(Lines of data)
[START]

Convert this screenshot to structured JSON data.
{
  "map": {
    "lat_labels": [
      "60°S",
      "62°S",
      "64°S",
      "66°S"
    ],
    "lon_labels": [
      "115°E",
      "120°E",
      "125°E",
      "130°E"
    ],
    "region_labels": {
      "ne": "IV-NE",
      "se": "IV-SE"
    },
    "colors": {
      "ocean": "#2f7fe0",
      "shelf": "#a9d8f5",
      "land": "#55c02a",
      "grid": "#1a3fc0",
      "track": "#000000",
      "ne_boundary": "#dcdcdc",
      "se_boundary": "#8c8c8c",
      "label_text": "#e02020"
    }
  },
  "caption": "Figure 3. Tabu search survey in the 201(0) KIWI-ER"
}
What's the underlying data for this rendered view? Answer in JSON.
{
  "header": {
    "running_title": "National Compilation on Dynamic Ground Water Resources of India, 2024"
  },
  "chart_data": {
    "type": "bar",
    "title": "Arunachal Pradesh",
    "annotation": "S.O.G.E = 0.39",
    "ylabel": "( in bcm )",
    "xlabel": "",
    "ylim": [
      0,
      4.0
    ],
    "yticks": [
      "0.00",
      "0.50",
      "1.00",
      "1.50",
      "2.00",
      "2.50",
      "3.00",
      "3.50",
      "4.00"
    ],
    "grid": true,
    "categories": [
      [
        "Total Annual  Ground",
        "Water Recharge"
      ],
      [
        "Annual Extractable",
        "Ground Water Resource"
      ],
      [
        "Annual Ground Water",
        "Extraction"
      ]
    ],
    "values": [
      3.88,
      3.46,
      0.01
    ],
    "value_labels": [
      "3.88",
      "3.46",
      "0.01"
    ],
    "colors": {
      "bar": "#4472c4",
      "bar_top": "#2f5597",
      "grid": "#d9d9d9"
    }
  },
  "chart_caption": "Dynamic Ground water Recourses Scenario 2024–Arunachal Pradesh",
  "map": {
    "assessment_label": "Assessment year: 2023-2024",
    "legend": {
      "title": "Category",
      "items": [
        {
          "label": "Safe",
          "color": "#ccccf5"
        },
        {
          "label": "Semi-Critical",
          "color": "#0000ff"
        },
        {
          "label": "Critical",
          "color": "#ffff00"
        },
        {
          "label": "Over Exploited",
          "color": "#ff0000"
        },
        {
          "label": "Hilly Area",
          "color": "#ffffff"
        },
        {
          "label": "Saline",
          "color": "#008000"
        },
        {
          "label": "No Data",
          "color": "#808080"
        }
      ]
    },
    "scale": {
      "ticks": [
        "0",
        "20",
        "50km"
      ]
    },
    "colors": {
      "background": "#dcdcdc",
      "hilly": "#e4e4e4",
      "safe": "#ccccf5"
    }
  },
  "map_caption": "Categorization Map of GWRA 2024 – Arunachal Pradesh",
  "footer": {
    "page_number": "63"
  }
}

[END]

(REQUIREMENT)
Answer only with how many lines in the records include "Annual".

(THE COMPLETED TASK)
3